**Exercise**: Tell how many lines carry the word "your"; the reply is the number and nothing else.

BEGIN Data listing

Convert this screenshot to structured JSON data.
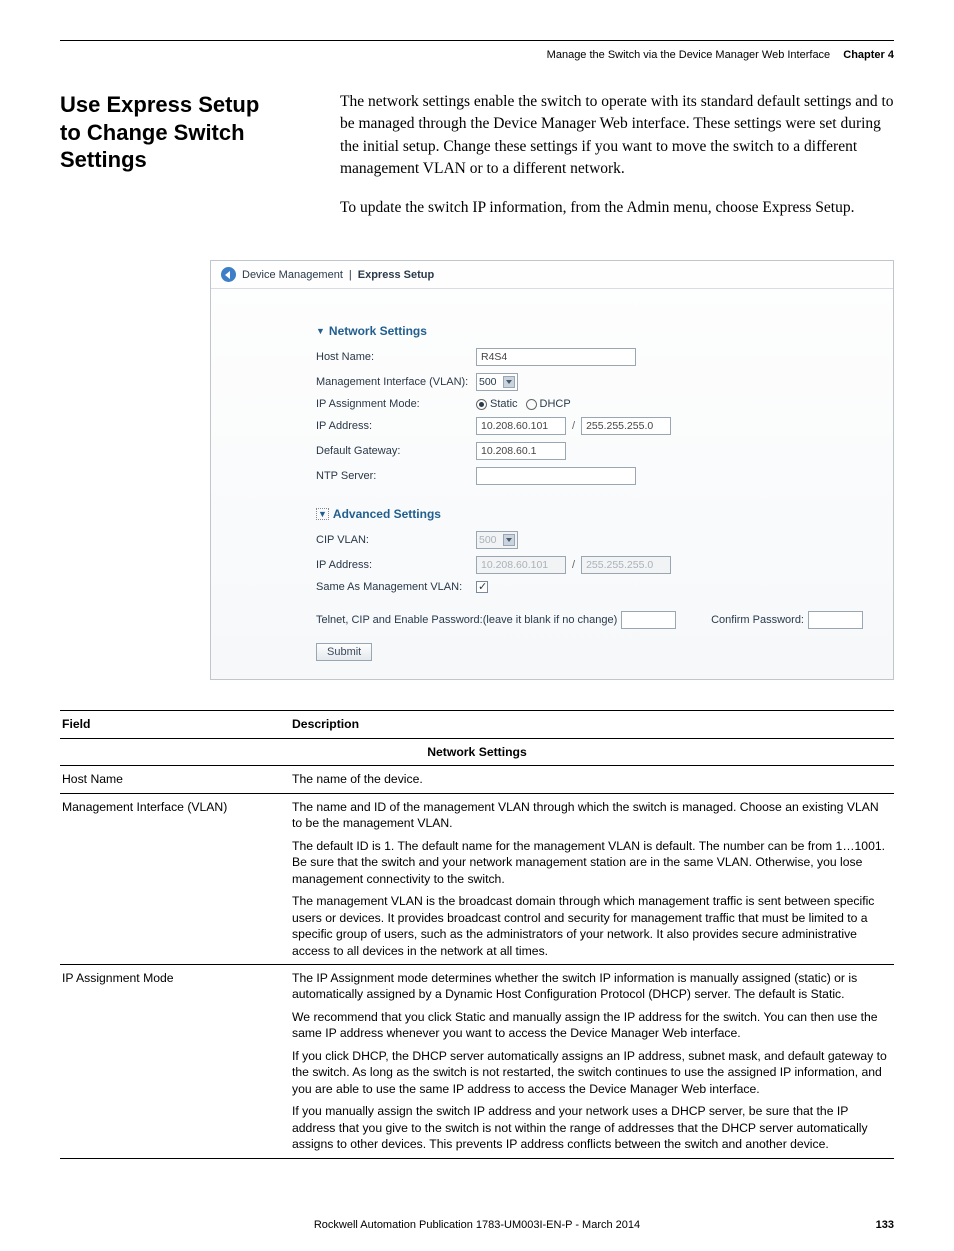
{
  "header": {
    "title": "Manage the Switch via the Device Manager Web Interface",
    "chapter": "Chapter 4"
  },
  "section_title_l1": "Use Express Setup",
  "section_title_l2": "to Change Switch Settings",
  "para1": "The network settings enable the switch to operate with its standard default settings and to be managed through the Device Manager Web interface. These settings were set during the initial setup. Change these settings if you want to move the switch to a different management VLAN or to a different network.",
  "para2": "To update the switch IP information, from the Admin menu, choose Express Setup.",
  "panel": {
    "breadcrumb1": "Device Management",
    "breadcrumb2": "Express Setup",
    "net_head": "Network Settings",
    "host_lbl": "Host Name:",
    "host_val": "R4S4",
    "mgmt_lbl": "Management Interface (VLAN):",
    "vlan_val": "500",
    "ipmode_lbl": "IP Assignment Mode:",
    "static_lbl": "Static",
    "dhcp_lbl": "DHCP",
    "ip_lbl": "IP Address:",
    "ip_val": "10.208.60.101",
    "mask_val": "255.255.255.0",
    "gw_lbl": "Default Gateway:",
    "gw_val": "10.208.60.1",
    "ntp_lbl": "NTP Server:",
    "adv_head": "Advanced Settings",
    "cip_lbl": "CIP VLAN:",
    "cip_vlan": "500",
    "ip2_lbl": "IP Address:",
    "ip2_val": "10.208.60.101",
    "mask2_val": "255.255.255.0",
    "same_lbl": "Same As Management VLAN:",
    "pw_lbl": "Telnet, CIP and Enable Password:(leave it blank if no change)",
    "confirm_lbl": "Confirm Password:",
    "submit": "Submit"
  },
  "table": {
    "h1": "Field",
    "h2": "Description",
    "section": "Network Settings",
    "r1f": "Host Name",
    "r1d": "The name of the device.",
    "r2f": "Management Interface (VLAN)",
    "r2d1": "The name and ID of the management VLAN through which the switch is managed. Choose an existing VLAN to be the management VLAN.",
    "r2d2": "The default ID is 1. The default name for the management VLAN is default. The number can be from 1…1001. Be sure that the switch and your network management station are in the same VLAN. Otherwise, you lose management connectivity to the switch.",
    "r2d3": "The management VLAN is the broadcast domain through which management traffic is sent between specific users or devices. It provides broadcast control and security for management traffic that must be limited to a specific group of users, such as the administrators of your network. It also provides secure administrative access to all devices in the network at all times.",
    "r3f": "IP Assignment Mode",
    "r3d1": "The IP Assignment mode determines whether the switch IP information is manually assigned (static) or is automatically assigned by a Dynamic Host Configuration Protocol (DHCP) server. The default is Static.",
    "r3d2": "We recommend that you click Static and manually assign the IP address for the switch. You can then use the same IP address whenever you want to access the Device Manager Web interface.",
    "r3d3": "If you click DHCP, the DHCP server automatically assigns an IP address, subnet mask, and default gateway to the switch. As long as the switch is not restarted, the switch continues to use the assigned IP information, and you are able to use the same IP address to access the Device Manager Web interface.",
    "r3d4": "If you manually assign the switch IP address and your network uses a DHCP server, be sure that the IP address that you give to the switch is not within the range of addresses that the DHCP server automatically assigns to other devices. This prevents IP address conflicts between the switch and another device."
  },
  "footer": {
    "pub": "Rockwell Automation Publication 1783-UM003I-EN-P - March 2014",
    "page": "133"
  }
}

END Data listing

**Reply to the task**: 3